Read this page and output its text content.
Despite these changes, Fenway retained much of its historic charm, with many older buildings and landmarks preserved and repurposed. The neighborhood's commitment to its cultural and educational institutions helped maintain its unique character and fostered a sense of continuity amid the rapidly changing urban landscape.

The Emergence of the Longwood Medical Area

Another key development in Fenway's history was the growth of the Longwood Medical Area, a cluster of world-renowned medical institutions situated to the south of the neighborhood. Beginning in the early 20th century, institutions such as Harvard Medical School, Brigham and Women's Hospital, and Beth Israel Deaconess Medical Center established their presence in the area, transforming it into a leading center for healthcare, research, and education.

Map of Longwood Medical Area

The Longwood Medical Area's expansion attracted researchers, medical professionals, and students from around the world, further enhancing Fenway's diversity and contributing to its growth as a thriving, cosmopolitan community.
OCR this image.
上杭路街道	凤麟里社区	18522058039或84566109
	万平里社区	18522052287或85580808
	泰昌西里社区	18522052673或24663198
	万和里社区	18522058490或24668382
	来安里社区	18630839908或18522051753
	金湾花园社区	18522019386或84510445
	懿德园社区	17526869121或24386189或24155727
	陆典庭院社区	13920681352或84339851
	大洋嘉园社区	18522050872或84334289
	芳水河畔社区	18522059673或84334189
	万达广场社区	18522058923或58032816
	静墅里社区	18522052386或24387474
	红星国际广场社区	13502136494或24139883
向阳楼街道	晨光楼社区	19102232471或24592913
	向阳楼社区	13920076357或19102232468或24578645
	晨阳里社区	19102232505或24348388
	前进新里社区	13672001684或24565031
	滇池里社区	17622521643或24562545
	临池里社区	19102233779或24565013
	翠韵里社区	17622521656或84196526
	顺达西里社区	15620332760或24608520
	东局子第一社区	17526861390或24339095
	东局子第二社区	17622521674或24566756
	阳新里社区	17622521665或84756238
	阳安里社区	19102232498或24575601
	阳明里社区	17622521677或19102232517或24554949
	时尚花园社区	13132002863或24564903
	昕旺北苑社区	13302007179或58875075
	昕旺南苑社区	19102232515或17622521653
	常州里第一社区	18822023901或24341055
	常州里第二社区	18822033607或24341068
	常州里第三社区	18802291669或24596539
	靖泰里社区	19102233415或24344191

+ + + + + + +

| What you have to do |
Write out the material exactly as given.

| Task result |
Read this page and output its text content.
Despite these changes, Fenway retained much of its historic charm, with many older buildings and landmarks preserved and repurposed. The neighborhood's commitment to its cultural and educational institutions helped maintain its unique character and fostered a sense of continuity amid the rapidly changing urban landscape.

The Emergence of the Longwood Medical Area

Another key development in Fenway's history was the growth of the Longwood Medical Area, a cluster of world-renowned medical institutions situated to the south of the neighborhood. Beginning in the early 20th century, institutions such as Harvard Medical School, Brigham and Women's Hospital, and Beth Israel Deaconess Medical Center established their presence in the area, transforming it into a leading center for healthcare, research, and education.

Map of Longwood Medical Area

The Longwood Medical Area's expansion attracted researchers, medical professionals, and students from around the world, further enhancing Fenway's diversity and contributing to its growth as a thriving, cosmopolitan community.
OCR this image.
上杭路街道	凤麟里社区	18522058039或84566109
	万平里社区	18522052287或85580808
	泰昌西里社区	18522052673或24663198
	万和里社区	18522058490或24668382
	来安里社区	18630839908或18522051753
	金湾花园社区	18522019386或84510445
	懿德园社区	17526869121或24386189或24155727
	陆典庭院社区	13920681352或84339851
	大洋嘉园社区	18522050872或84334289
	芳水河畔社区	18522059673或84334189
	万达广场社区	18522058923或58032816
	静墅里社区	18522052386或24387474
	红星国际广场社区	13502136494或24139883
向阳楼街道	晨光楼社区	19102232471或24592913
	向阳楼社区	13920076357或19102232468或24578645
	晨阳里社区	19102232505或24348388
	前进新里社区	13672001684或24565031
	滇池里社区	17622521643或24562545
	临池里社区	19102233779或24565013
	翠韵里社区	17622521656或84196526
	顺达西里社区	15620332760或24608520
	东局子第一社区	17526861390或24339095
	东局子第二社区	17622521674或24566756
	阳新里社区	17622521665或84756238
	阳安里社区	19102232498或24575601
	阳明里社区	17622521677或19102232517或24554949
	时尚花园社区	13132002863或24564903
	昕旺北苑社区	13302007179或58875075
	昕旺南苑社区	19102232515或17622521653
	常州里第一社区	18822023901或24341055
	常州里第二社区	18822033607或24341068
	常州里第三社区	18802291669或24596539
	靖泰里社区	19102233415或24344191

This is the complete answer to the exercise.